(Entries taken from a collection)
►

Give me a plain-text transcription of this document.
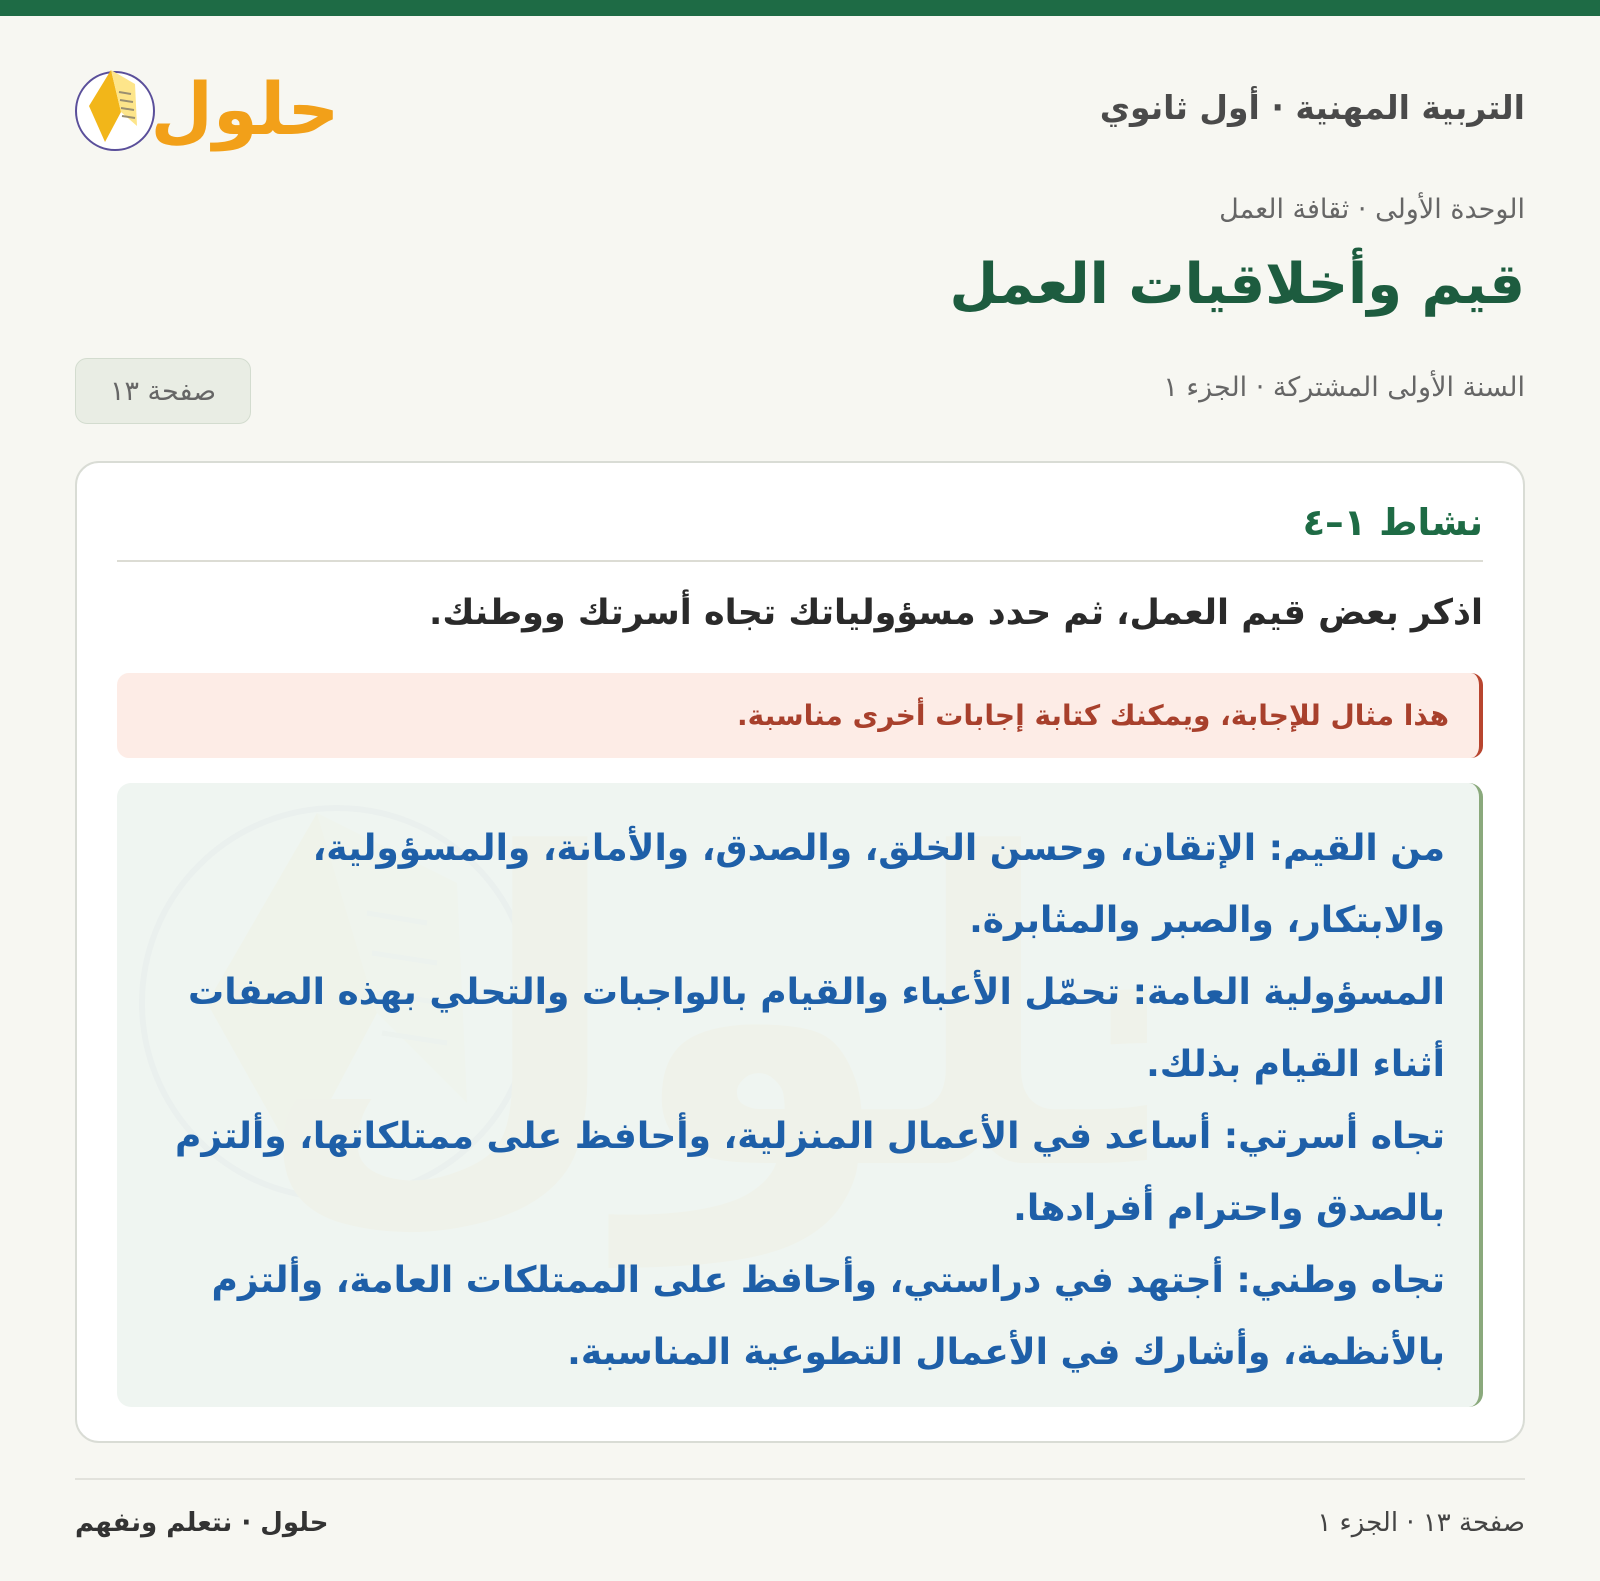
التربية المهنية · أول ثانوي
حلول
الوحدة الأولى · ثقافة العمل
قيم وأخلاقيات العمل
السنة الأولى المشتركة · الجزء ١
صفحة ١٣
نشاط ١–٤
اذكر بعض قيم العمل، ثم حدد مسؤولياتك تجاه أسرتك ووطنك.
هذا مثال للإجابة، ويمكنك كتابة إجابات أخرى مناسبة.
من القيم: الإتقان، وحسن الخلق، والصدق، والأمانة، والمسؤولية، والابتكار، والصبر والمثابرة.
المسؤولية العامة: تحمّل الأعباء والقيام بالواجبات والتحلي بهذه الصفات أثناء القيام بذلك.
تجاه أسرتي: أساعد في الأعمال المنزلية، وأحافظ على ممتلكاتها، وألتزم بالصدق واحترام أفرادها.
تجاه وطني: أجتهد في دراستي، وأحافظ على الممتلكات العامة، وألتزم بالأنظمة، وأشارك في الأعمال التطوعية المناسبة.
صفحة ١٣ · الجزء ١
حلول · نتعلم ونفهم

◄

> EXERCISE AIM
Take every line containing the word "العمل" and copy it.

> PROBLEM SOLUTION
الوحدة الأولى · ثقافة العمل
قيم وأخلاقيات العمل
اذكر بعض قيم العمل، ثم حدد مسؤولياتك تجاه أسرتك ووطنك.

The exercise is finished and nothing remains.